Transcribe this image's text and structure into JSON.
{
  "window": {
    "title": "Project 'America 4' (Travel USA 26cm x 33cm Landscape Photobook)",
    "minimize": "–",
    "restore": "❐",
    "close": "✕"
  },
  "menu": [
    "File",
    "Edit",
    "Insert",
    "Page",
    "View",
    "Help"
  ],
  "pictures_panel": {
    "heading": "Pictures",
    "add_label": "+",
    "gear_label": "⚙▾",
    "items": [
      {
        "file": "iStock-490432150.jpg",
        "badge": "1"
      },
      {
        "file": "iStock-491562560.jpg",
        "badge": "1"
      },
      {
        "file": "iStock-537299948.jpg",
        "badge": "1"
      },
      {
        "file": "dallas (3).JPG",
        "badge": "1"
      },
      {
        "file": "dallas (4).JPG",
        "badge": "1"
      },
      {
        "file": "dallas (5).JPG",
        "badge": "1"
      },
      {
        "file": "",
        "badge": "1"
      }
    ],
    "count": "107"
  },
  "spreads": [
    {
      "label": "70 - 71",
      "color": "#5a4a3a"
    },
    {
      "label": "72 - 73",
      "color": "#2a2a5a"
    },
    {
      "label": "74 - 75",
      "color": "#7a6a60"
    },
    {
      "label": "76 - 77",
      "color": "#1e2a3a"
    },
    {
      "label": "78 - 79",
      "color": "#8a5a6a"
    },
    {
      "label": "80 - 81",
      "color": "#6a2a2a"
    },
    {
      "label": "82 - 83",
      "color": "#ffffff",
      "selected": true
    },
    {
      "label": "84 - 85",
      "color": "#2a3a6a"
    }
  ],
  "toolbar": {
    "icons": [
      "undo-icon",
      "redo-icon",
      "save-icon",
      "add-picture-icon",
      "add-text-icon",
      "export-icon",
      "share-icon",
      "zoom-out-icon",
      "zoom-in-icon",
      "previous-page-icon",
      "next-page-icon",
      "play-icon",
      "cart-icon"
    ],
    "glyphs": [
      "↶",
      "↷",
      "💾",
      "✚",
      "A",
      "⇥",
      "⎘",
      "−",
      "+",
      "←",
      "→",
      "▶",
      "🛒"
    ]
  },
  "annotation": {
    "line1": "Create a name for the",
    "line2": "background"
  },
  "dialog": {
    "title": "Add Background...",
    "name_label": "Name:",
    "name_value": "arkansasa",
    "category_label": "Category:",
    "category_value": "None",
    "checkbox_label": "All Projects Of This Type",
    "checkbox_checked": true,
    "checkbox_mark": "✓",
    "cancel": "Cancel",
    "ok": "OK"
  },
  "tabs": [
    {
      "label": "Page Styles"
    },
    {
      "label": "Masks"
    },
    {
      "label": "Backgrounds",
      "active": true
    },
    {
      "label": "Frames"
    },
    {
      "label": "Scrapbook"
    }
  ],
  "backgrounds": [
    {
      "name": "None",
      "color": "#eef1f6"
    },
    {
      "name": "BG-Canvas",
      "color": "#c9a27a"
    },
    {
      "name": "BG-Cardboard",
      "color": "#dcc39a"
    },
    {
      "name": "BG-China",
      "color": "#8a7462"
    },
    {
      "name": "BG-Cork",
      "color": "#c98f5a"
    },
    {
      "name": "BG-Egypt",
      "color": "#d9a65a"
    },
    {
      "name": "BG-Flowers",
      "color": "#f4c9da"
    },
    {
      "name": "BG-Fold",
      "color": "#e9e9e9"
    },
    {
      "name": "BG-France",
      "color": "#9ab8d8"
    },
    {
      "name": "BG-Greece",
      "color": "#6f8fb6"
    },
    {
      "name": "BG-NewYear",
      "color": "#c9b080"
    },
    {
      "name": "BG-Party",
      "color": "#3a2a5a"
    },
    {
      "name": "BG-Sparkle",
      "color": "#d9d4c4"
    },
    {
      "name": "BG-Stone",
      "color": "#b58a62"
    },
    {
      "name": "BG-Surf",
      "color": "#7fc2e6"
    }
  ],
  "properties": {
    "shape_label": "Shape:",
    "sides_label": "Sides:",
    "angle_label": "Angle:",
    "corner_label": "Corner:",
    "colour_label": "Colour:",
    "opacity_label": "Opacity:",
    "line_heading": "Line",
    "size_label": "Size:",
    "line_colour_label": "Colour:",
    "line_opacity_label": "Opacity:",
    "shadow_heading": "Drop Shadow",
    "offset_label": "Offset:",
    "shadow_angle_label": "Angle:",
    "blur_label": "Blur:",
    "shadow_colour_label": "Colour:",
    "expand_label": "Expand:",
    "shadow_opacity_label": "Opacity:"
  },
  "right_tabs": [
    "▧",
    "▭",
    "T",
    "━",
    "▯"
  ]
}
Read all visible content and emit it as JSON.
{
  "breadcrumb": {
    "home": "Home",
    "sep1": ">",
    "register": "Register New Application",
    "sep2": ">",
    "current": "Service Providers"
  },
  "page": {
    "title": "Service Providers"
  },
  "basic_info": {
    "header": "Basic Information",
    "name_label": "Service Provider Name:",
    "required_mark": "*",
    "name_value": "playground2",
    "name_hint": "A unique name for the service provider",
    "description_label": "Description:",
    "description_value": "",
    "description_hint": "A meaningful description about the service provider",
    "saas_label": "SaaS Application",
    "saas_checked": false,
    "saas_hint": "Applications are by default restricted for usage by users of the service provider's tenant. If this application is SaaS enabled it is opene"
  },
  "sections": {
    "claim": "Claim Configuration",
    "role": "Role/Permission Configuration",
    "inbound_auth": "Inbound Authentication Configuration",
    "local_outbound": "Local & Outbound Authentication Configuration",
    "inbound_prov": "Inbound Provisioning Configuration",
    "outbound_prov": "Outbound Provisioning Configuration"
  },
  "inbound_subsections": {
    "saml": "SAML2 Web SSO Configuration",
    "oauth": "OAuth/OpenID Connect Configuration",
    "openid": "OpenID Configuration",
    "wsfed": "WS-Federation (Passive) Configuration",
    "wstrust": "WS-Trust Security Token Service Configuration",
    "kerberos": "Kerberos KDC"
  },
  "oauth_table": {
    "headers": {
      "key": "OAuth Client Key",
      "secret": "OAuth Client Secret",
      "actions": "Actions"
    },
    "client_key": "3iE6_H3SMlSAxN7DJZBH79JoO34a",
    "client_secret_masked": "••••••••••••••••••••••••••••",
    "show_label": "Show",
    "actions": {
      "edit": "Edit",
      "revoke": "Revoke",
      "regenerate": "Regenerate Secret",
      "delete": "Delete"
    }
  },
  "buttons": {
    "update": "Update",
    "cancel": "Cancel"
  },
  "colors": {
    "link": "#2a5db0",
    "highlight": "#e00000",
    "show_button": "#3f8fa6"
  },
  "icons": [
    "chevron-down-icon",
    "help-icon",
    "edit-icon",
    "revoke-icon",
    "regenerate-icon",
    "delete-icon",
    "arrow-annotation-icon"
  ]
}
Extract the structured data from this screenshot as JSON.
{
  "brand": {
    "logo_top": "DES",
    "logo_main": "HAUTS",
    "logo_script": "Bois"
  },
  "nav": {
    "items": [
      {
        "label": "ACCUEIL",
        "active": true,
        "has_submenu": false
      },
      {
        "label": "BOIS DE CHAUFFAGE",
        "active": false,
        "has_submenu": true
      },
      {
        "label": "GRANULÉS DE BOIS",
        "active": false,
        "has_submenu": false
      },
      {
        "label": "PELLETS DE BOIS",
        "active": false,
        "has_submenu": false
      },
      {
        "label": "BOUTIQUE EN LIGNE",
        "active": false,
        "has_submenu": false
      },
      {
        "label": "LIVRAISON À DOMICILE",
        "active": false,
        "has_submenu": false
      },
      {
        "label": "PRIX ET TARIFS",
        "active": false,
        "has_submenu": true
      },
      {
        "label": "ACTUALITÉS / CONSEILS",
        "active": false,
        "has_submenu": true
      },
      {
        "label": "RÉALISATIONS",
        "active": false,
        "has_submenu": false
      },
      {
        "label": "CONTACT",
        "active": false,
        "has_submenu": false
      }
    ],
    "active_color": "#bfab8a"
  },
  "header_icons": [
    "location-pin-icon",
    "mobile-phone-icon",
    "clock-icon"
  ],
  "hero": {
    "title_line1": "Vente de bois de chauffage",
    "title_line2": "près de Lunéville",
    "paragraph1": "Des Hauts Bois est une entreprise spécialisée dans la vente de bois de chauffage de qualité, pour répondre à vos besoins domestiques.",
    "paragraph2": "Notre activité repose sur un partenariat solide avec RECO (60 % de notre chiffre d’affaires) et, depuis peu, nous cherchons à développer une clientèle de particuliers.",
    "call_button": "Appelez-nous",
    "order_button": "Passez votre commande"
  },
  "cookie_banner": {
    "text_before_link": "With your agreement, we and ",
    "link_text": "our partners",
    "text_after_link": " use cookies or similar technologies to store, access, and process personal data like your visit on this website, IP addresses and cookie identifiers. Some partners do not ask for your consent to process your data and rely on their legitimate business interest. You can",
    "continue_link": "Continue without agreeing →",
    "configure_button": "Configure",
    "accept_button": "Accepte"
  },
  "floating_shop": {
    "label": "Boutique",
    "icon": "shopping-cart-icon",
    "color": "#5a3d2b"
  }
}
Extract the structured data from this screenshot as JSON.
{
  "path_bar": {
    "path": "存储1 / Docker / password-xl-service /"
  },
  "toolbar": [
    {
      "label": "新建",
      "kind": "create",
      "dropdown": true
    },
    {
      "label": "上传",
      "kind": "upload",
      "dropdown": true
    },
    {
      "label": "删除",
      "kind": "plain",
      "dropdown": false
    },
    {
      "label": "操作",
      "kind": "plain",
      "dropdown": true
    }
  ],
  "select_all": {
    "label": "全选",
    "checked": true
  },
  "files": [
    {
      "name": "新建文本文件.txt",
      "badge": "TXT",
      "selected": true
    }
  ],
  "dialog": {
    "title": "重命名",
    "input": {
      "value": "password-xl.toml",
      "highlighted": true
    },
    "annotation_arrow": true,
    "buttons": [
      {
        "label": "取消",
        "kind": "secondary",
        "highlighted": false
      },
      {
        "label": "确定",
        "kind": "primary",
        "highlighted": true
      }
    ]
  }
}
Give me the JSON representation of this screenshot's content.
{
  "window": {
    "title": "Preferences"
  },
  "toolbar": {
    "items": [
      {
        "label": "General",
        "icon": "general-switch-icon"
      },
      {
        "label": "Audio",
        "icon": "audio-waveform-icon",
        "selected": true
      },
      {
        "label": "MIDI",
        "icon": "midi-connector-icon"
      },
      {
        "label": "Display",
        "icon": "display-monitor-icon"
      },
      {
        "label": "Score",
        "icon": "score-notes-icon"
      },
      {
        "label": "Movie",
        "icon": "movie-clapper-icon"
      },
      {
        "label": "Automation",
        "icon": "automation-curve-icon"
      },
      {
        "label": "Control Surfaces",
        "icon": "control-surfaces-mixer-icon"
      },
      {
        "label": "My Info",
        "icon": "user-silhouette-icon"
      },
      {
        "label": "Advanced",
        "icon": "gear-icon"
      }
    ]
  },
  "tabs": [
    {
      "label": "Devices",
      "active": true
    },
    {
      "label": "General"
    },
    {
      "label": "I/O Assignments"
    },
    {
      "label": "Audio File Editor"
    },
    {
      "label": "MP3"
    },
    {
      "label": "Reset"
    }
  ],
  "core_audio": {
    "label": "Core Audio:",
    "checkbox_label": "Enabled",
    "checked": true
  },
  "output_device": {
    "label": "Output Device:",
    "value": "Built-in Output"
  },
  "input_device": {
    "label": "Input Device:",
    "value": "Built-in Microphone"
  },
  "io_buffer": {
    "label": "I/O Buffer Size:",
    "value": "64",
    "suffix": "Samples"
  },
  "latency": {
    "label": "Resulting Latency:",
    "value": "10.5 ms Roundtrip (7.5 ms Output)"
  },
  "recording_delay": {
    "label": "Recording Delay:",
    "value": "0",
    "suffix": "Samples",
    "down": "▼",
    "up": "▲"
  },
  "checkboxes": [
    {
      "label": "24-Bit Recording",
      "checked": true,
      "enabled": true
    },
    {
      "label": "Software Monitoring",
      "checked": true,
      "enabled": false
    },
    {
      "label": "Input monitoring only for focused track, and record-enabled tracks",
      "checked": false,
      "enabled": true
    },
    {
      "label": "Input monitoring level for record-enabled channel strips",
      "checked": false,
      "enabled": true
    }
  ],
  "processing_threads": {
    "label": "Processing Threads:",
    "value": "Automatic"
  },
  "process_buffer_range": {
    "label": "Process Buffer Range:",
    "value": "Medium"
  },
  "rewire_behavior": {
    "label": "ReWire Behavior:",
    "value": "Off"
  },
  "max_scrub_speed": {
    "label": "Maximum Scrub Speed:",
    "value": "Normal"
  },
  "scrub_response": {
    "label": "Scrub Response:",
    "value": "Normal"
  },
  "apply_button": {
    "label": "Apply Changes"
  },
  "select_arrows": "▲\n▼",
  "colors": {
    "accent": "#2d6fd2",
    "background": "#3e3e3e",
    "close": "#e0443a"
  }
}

--- --- ---

◆ DIRECTIVE
Copy every line that includes the string "Built" from the material above.

◆ REPLY
    "value": "Built-in Output"
    "value": "Built-in Microphone"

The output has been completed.